Copy all records verbatim.

━━━ DATA RECORDS

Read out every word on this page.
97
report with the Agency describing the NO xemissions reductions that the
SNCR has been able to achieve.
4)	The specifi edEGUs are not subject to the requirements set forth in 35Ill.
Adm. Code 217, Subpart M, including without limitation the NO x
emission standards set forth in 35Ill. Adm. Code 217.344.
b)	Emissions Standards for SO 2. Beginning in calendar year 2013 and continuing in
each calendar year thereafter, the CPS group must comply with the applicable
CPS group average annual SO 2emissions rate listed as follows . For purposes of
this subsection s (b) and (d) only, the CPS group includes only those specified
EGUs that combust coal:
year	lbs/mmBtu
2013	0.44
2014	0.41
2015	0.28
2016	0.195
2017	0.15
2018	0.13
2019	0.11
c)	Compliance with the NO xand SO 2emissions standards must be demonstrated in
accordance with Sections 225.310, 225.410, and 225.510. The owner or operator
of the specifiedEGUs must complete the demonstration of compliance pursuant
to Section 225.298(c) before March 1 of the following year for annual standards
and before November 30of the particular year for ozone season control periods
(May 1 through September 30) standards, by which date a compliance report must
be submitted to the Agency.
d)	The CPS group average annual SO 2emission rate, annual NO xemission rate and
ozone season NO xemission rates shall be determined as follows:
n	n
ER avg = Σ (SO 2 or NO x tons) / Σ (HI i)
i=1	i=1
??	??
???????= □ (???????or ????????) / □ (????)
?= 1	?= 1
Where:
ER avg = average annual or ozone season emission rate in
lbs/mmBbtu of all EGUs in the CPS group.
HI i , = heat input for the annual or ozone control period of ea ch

━━━━━━

### EXERCISE RESULT
Read out every word on this page.
97
report with the Agency describing the NO xemissions reductions that the
SNCR has been able to achieve.
4)	The specifi edEGUs are not subject to the requirements set forth in 35Ill.
Adm. Code 217, Subpart M, including without limitation the NO x
emission standards set forth in 35Ill. Adm. Code 217.344.
b)	Emissions Standards for SO 2. Beginning in calendar year 2013 and continuing in
each calendar year thereafter, the CPS group must comply with the applicable
CPS group average annual SO 2emissions rate listed as follows . For purposes of
this subsection s (b) and (d) only, the CPS group includes only those specified
EGUs that combust coal:
year	lbs/mmBtu
2013	0.44
2014	0.41
2015	0.28
2016	0.195
2017	0.15
2018	0.13
2019	0.11
c)	Compliance with the NO xand SO 2emissions standards must be demonstrated in
accordance with Sections 225.310, 225.410, and 225.510. The owner or operator
of the specifiedEGUs must complete the demonstration of compliance pursuant
to Section 225.298(c) before March 1 of the following year for annual standards
and before November 30of the particular year for ozone season control periods
(May 1 through September 30) standards, by which date a compliance report must
be submitted to the Agency.
d)	The CPS group average annual SO 2emission rate, annual NO xemission rate and
ozone season NO xemission rates shall be determined as follows:
n	n
ER avg = Σ (SO 2 or NO x tons) / Σ (HI i)
i=1	i=1
??	??
???????= □ (???????or ????????) / □ (????)
?= 1	?= 1
Where:
ER avg = average annual or ozone season emission rate in
lbs/mmBbtu of all EGUs in the CPS group.
HI i , = heat input for the annual or ozone control period of ea ch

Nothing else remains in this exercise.